--- Start Provided information ---

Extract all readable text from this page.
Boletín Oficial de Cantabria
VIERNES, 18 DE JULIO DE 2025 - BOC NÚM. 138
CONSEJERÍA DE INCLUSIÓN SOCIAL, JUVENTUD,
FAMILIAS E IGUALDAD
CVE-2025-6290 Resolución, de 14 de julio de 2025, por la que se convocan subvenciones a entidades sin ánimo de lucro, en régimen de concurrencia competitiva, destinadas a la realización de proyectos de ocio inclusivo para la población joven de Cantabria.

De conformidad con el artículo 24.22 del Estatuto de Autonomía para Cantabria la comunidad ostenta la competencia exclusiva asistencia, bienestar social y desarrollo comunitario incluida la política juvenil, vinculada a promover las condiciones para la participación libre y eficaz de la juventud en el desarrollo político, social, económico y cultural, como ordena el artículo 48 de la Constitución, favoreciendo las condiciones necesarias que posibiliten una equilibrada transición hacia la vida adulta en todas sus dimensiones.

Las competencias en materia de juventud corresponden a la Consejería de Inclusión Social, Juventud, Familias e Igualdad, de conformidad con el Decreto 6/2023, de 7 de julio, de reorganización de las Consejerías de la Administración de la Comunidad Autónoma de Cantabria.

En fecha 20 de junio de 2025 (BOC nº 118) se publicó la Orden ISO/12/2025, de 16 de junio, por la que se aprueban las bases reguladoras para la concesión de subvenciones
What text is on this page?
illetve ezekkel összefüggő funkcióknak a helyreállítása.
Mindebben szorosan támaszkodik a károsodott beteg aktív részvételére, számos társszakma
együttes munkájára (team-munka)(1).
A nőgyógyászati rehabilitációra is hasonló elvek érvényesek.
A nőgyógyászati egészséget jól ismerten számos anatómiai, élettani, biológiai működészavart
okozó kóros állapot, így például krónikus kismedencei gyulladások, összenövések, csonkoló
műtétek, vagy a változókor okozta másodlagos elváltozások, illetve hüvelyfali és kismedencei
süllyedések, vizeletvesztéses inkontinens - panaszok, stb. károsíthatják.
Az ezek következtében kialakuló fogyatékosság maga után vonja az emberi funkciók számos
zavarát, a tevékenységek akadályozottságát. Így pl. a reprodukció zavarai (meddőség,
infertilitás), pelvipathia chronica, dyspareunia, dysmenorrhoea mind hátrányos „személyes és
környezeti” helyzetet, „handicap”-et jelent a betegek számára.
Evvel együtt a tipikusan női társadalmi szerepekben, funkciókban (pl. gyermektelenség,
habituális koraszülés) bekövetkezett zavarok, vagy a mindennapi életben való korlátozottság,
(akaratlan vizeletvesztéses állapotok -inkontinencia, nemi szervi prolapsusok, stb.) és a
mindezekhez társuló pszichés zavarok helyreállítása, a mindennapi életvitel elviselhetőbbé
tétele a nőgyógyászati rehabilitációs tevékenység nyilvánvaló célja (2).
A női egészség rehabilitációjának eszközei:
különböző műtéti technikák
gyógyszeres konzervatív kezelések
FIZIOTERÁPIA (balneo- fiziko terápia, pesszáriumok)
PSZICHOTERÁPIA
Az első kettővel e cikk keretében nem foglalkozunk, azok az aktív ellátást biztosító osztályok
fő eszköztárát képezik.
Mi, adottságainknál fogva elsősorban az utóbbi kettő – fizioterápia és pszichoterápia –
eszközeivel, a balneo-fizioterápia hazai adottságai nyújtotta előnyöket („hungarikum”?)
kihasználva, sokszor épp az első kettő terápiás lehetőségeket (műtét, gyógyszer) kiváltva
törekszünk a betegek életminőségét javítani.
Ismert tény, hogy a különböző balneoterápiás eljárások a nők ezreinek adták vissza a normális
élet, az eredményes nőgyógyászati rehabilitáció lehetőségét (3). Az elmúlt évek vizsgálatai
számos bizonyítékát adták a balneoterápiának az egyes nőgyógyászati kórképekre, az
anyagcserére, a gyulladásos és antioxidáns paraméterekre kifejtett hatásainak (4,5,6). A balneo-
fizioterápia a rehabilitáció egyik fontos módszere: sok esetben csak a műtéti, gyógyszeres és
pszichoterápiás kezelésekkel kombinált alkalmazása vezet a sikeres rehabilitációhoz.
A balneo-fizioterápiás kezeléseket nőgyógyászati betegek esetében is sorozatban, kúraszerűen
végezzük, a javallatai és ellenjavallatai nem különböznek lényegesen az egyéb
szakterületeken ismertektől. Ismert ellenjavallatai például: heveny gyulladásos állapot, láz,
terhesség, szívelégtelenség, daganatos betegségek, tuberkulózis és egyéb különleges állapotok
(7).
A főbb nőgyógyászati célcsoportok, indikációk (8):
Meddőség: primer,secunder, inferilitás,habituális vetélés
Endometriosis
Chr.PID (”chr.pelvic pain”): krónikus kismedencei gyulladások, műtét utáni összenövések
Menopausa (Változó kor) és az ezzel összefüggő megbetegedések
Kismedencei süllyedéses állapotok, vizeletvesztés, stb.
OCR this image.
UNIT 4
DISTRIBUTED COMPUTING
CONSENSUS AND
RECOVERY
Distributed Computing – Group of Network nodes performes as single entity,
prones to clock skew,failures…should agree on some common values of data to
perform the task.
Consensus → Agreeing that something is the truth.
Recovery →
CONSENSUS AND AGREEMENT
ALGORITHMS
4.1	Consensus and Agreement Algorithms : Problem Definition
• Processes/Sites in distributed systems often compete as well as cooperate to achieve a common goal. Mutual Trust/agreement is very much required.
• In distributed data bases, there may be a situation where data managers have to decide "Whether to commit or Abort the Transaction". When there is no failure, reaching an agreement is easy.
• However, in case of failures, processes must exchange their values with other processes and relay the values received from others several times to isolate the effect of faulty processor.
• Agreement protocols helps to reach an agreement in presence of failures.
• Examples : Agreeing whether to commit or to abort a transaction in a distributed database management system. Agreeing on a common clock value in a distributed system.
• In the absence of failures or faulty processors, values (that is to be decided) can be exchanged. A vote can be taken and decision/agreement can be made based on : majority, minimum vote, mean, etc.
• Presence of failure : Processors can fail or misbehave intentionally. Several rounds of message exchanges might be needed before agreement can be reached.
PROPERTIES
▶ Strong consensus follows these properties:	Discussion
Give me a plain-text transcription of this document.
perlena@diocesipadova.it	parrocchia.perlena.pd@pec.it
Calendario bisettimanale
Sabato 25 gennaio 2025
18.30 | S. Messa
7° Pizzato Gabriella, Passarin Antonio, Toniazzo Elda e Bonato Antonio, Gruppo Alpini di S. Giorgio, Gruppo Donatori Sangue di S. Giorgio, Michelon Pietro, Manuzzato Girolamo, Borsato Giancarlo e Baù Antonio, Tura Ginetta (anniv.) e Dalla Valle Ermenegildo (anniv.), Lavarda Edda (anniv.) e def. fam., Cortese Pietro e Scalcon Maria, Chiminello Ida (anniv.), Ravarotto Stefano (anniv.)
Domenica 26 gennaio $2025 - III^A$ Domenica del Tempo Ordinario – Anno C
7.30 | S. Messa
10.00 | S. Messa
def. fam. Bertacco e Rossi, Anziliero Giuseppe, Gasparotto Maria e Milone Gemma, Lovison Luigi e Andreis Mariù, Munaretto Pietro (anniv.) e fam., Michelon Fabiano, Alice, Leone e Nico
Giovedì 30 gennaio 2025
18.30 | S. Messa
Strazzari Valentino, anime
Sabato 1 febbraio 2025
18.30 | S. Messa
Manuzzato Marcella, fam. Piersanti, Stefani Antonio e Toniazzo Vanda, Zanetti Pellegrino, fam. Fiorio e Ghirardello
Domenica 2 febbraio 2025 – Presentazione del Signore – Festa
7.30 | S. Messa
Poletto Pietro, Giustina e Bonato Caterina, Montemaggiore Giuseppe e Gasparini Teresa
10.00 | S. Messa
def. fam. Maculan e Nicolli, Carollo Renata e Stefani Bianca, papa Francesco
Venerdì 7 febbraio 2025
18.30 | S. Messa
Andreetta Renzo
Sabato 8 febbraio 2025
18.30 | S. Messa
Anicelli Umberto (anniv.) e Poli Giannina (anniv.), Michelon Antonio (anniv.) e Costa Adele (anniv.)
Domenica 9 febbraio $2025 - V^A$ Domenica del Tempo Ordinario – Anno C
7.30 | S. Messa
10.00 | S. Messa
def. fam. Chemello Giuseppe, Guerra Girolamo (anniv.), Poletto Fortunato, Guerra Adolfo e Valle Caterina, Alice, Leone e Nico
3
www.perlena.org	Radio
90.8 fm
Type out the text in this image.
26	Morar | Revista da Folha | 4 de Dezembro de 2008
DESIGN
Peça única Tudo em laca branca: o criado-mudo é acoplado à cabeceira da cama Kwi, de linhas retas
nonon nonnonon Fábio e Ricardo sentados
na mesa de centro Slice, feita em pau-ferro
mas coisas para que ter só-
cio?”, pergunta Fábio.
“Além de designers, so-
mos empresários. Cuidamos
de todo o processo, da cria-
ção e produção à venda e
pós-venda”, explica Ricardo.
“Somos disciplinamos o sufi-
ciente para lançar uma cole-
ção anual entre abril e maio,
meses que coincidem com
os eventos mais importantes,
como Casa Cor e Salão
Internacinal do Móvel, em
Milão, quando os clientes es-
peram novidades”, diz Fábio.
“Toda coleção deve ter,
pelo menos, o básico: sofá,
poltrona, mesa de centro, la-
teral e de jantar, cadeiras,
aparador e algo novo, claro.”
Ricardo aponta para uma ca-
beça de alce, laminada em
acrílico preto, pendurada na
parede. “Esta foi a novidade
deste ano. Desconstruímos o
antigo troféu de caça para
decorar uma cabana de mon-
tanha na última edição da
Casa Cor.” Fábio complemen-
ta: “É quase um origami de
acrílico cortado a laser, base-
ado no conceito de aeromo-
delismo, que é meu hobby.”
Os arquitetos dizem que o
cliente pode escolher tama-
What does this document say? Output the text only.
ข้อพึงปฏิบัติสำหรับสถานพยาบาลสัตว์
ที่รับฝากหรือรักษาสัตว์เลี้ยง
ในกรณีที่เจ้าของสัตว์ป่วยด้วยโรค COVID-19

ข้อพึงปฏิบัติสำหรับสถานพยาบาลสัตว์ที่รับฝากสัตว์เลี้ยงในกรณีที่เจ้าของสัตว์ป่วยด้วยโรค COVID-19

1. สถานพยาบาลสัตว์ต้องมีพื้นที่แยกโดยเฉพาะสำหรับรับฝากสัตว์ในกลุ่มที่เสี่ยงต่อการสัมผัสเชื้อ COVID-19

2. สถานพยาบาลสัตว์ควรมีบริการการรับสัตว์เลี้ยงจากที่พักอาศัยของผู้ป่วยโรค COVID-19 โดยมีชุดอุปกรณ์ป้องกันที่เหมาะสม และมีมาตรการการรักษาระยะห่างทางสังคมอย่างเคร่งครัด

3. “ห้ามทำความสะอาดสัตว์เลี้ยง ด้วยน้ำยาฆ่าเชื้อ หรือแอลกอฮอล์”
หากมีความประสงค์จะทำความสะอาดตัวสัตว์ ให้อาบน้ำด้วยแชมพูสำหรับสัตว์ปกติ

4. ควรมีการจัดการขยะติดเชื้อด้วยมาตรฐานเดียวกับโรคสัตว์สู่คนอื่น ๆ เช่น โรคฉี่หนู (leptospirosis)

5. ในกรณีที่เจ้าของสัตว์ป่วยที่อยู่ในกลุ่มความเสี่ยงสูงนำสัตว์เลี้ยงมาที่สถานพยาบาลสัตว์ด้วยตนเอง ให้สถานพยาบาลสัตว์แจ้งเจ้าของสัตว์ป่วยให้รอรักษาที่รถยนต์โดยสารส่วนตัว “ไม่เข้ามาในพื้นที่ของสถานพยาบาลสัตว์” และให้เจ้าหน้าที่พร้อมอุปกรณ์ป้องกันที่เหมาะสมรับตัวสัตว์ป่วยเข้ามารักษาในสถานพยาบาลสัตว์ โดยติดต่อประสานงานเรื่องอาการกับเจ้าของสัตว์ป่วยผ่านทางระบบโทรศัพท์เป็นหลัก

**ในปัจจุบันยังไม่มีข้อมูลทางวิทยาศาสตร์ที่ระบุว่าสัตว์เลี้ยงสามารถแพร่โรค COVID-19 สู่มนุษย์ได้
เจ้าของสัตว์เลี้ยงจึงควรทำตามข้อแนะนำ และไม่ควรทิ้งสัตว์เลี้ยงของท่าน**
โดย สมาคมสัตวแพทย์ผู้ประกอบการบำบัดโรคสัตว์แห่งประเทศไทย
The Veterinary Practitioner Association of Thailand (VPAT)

--- End Provided information ---

Identify the lines that hold the word "venda". Copy every one of them.

ção e produção à venda e
pós-venda”, explica Ricardo.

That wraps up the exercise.